:: Brief ::
Pictures don't belong in the copy; print all the records exactly.

[start Input records]

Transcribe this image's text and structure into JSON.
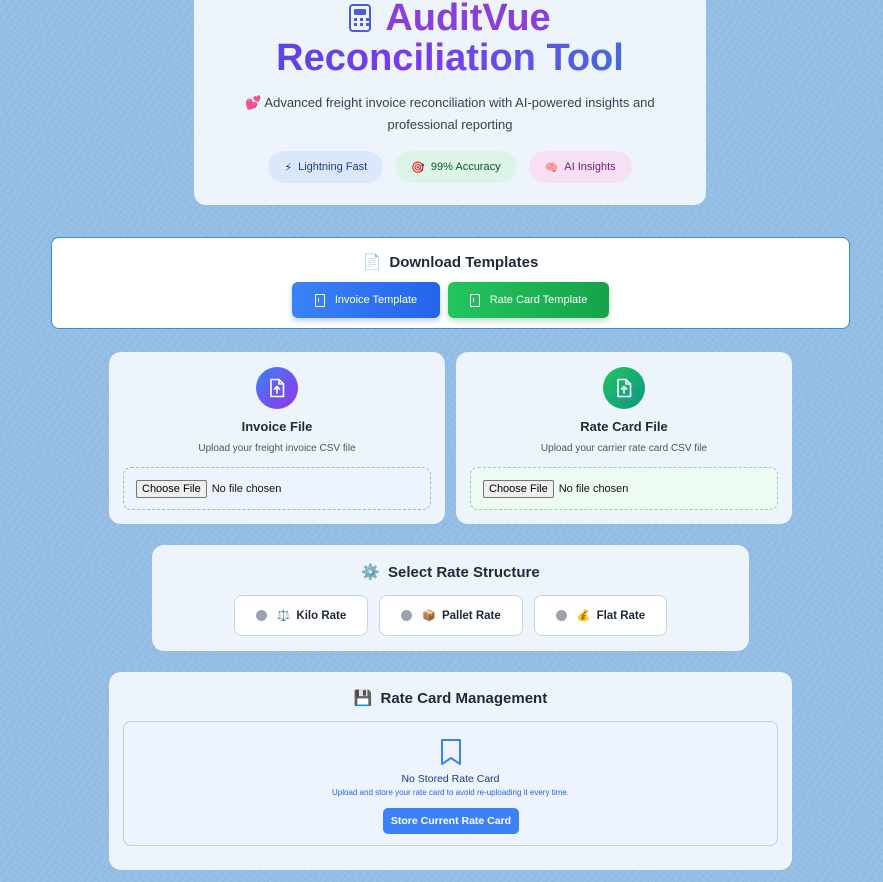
{
  "hero": {
    "title_line1": "AuditVue",
    "title_line2": "Reconciliation Tool",
    "subtitle_emoji": "💕",
    "subtitle": "Advanced freight invoice reconciliation with AI-powered insights and professional reporting",
    "badges": [
      {
        "emoji": "⚡",
        "label": "Lightning Fast"
      },
      {
        "emoji": "🎯",
        "label": "99% Accuracy"
      },
      {
        "emoji": "🧠",
        "label": "AI Insights"
      }
    ]
  },
  "templates": {
    "emoji": "📄",
    "title": "Download Templates",
    "invoice_button": "Invoice Template",
    "ratecard_button": "Rate Card Template"
  },
  "uploads": {
    "invoice": {
      "title": "Invoice File",
      "description": "Upload your freight invoice CSV file",
      "choose_label": "Choose File",
      "status": "No file chosen"
    },
    "ratecard": {
      "title": "Rate Card File",
      "description": "Upload your carrier rate card CSV file",
      "choose_label": "Choose File",
      "status": "No file chosen"
    }
  },
  "structure": {
    "emoji": "⚙️",
    "title": "Select Rate Structure",
    "options": [
      {
        "emoji": "⚖️",
        "label": "Kilo Rate"
      },
      {
        "emoji": "📦",
        "label": "Pallet Rate"
      },
      {
        "emoji": "💰",
        "label": "Flat Rate"
      }
    ]
  },
  "management": {
    "emoji": "💾",
    "title": "Rate Card Management",
    "empty_title": "No Stored Rate Card",
    "empty_desc": "Upload and store your rate card to avoid re-uploading it every time.",
    "store_button": "Store Current Rate Card"
  },
  "colors": {
    "background": "#93bde4",
    "primary_blue": "#3b82f6",
    "primary_green": "#22c55e",
    "accent_purple": "#8b3fd9"
  }
}
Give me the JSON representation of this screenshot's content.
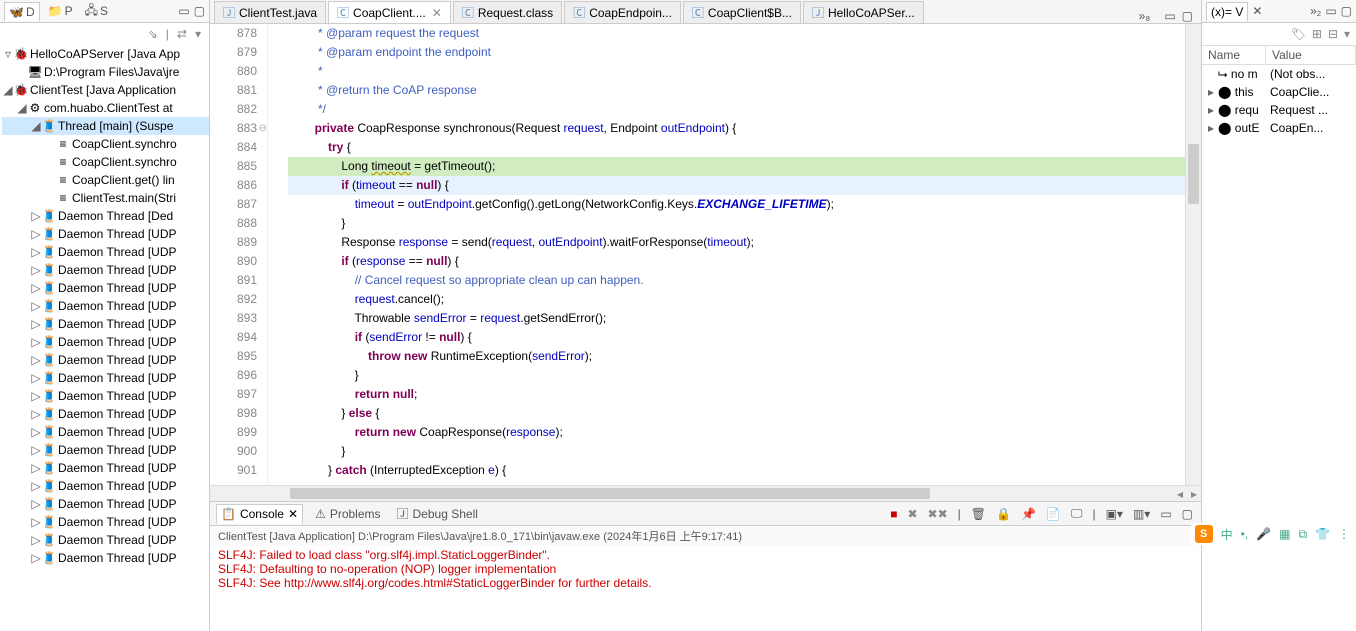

[end Input records]

:: Written answer ::
Transcribe this image's text and structure into JSON.
{
  "hero": {
    "title_line1": "AuditVue",
    "title_line2": "Reconciliation Tool",
    "subtitle_emoji": "💕",
    "subtitle": "Advanced freight invoice reconciliation with AI-powered insights and professional reporting",
    "badges": [
      {
        "emoji": "⚡",
        "label": "Lightning Fast"
      },
      {
        "emoji": "🎯",
        "label": "99% Accuracy"
      },
      {
        "emoji": "🧠",
        "label": "AI Insights"
      }
    ]
  },
  "templates": {
    "emoji": "📄",
    "title": "Download Templates",
    "invoice_button": "Invoice Template",
    "ratecard_button": "Rate Card Template"
  },
  "uploads": {
    "invoice": {
      "title": "Invoice File",
      "description": "Upload your freight invoice CSV file",
      "choose_label": "Choose File",
      "status": "No file chosen"
    },
    "ratecard": {
      "title": "Rate Card File",
      "description": "Upload your carrier rate card CSV file",
      "choose_label": "Choose File",
      "status": "No file chosen"
    }
  },
  "structure": {
    "emoji": "⚙️",
    "title": "Select Rate Structure",
    "options": [
      {
        "emoji": "⚖️",
        "label": "Kilo Rate"
      },
      {
        "emoji": "📦",
        "label": "Pallet Rate"
      },
      {
        "emoji": "💰",
        "label": "Flat Rate"
      }
    ]
  },
  "management": {
    "emoji": "💾",
    "title": "Rate Card Management",
    "empty_title": "No Stored Rate Card",
    "empty_desc": "Upload and store your rate card to avoid re-uploading it every time.",
    "store_button": "Store Current Rate Card"
  },
  "colors": {
    "background": "#93bde4",
    "primary_blue": "#3b82f6",
    "primary_green": "#22c55e",
    "accent_purple": "#8b3fd9"
  }
}
Give me the JSON representation of this screenshot's content.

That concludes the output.